Identify the lines that contain the string "клиник" and report only how many there are.

[start Provided records]

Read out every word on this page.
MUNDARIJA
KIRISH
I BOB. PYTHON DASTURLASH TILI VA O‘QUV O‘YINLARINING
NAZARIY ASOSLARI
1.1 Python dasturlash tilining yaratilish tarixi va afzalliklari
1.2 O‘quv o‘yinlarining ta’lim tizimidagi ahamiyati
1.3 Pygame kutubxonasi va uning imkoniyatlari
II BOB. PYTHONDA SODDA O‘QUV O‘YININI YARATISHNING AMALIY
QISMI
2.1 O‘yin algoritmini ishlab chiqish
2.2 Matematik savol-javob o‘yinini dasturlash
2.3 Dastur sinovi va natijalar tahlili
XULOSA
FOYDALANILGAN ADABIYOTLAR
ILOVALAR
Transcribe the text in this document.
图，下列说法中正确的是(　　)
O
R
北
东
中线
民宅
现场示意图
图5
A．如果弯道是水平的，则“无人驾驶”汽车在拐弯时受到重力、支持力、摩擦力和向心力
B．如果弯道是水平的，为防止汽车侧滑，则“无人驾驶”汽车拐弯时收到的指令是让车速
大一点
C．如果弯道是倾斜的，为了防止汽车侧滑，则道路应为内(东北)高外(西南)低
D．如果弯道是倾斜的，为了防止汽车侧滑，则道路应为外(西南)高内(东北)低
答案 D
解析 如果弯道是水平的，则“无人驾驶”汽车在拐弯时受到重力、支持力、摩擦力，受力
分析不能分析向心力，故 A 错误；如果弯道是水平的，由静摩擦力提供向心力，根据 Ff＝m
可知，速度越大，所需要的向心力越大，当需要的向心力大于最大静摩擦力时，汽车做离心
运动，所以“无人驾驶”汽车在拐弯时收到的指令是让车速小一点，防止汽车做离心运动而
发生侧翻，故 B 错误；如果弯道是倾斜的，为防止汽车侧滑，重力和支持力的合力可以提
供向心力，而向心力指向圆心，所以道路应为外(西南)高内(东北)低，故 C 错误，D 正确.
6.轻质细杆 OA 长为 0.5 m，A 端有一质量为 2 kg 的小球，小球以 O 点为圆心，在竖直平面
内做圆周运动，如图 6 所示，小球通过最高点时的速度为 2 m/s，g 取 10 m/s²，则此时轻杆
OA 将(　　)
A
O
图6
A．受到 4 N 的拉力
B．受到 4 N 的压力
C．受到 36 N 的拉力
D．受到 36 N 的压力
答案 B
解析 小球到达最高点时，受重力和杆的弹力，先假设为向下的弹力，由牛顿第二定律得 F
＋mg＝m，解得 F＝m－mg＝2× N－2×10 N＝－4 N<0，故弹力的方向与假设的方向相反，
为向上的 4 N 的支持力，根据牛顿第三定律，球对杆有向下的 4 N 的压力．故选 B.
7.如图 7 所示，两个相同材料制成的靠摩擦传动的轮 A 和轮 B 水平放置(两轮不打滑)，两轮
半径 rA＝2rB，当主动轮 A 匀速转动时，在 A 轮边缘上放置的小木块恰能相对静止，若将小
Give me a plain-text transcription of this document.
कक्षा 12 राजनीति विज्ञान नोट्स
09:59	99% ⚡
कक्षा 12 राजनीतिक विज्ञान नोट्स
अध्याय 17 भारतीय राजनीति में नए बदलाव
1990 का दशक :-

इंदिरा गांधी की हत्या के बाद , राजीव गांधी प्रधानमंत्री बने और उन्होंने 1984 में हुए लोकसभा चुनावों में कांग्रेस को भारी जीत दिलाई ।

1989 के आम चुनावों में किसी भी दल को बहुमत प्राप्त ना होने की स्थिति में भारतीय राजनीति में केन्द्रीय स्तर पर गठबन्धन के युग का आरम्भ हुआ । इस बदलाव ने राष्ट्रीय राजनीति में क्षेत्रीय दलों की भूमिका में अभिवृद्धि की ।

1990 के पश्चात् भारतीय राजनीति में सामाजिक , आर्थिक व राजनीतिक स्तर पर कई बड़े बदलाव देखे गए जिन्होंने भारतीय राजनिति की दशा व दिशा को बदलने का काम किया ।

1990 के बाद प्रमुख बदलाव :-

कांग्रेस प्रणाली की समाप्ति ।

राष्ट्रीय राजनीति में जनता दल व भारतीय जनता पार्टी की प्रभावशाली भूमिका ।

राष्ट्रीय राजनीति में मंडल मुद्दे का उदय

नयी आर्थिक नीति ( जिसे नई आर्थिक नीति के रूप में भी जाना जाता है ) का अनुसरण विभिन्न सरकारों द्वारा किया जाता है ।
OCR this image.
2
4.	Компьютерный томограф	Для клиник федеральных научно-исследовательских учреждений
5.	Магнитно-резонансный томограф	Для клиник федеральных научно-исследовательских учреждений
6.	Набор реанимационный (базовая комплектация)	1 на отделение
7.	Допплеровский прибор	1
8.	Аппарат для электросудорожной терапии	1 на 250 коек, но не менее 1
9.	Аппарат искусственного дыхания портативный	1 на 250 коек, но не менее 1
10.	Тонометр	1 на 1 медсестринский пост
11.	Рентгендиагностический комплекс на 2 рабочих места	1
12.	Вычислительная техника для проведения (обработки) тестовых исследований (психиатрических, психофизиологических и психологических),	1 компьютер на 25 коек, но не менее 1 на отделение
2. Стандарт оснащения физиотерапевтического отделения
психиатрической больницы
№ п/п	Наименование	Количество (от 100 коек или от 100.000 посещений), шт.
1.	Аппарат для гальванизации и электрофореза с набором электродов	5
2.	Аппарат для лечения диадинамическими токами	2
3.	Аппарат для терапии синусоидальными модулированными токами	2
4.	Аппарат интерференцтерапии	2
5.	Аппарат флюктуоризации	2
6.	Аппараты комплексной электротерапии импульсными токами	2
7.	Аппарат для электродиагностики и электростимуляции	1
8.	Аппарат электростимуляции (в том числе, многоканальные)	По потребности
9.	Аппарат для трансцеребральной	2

[end Provided records]

Full response
2